| Work to complete |
Go through the listing and copy every line word for word.

| Records for this task |
=======

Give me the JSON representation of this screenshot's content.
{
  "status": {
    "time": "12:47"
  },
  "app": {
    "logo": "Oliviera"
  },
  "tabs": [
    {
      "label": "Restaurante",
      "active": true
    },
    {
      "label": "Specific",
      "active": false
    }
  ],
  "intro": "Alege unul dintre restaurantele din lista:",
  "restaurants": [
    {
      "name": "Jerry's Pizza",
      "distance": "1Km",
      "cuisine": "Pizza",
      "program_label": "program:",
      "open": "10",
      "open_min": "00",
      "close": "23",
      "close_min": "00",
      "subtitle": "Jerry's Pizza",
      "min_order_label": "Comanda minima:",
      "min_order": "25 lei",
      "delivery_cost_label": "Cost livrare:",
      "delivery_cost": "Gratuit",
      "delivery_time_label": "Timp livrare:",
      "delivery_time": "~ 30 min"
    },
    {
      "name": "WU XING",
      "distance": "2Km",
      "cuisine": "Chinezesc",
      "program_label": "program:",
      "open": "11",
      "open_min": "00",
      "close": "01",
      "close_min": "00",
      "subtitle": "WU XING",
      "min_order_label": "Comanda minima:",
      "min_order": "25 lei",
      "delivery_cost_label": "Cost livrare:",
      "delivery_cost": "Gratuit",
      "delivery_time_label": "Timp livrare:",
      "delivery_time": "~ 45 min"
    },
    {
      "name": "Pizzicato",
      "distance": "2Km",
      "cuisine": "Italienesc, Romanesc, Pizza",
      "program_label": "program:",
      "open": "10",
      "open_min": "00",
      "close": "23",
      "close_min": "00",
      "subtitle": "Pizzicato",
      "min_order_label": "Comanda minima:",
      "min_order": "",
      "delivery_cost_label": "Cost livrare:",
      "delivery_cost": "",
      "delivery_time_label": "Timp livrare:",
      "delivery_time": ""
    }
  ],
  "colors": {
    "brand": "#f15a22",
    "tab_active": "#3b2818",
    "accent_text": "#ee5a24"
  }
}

=======

| Task answer |
Give me the JSON representation of this screenshot's content.
{
  "status": {
    "time": "12:47"
  },
  "app": {
    "logo": "Oliviera"
  },
  "tabs": [
    {
      "label": "Restaurante",
      "active": true
    },
    {
      "label": "Specific",
      "active": false
    }
  ],
  "intro": "Alege unul dintre restaurantele din lista:",
  "restaurants": [
    {
      "name": "Jerry's Pizza",
      "distance": "1Km",
      "cuisine": "Pizza",
      "program_label": "program:",
      "open": "10",
      "open_min": "00",
      "close": "23",
      "close_min": "00",
      "subtitle": "Jerry's Pizza",
      "min_order_label": "Comanda minima:",
      "min_order": "25 lei",
      "delivery_cost_label": "Cost livrare:",
      "delivery_cost": "Gratuit",
      "delivery_time_label": "Timp livrare:",
      "delivery_time": "~ 30 min"
    },
    {
      "name": "WU XING",
      "distance": "2Km",
      "cuisine": "Chinezesc",
      "program_label": "program:",
      "open": "11",
      "open_min": "00",
      "close": "01",
      "close_min": "00",
      "subtitle": "WU XING",
      "min_order_label": "Comanda minima:",
      "min_order": "25 lei",
      "delivery_cost_label": "Cost livrare:",
      "delivery_cost": "Gratuit",
      "delivery_time_label": "Timp livrare:",
      "delivery_time": "~ 45 min"
    },
    {
      "name": "Pizzicato",
      "distance": "2Km",
      "cuisine": "Italienesc, Romanesc, Pizza",
      "program_label": "program:",
      "open": "10",
      "open_min": "00",
      "close": "23",
      "close_min": "00",
      "subtitle": "Pizzicato",
      "min_order_label": "Comanda minima:",
      "min_order": "",
      "delivery_cost_label": "Cost livrare:",
      "delivery_cost": "",
      "delivery_time_label": "Timp livrare:",
      "delivery_time": ""
    }
  ],
  "colors": {
    "brand": "#f15a22",
    "tab_active": "#3b2818",
    "accent_text": "#ee5a24"
  }
}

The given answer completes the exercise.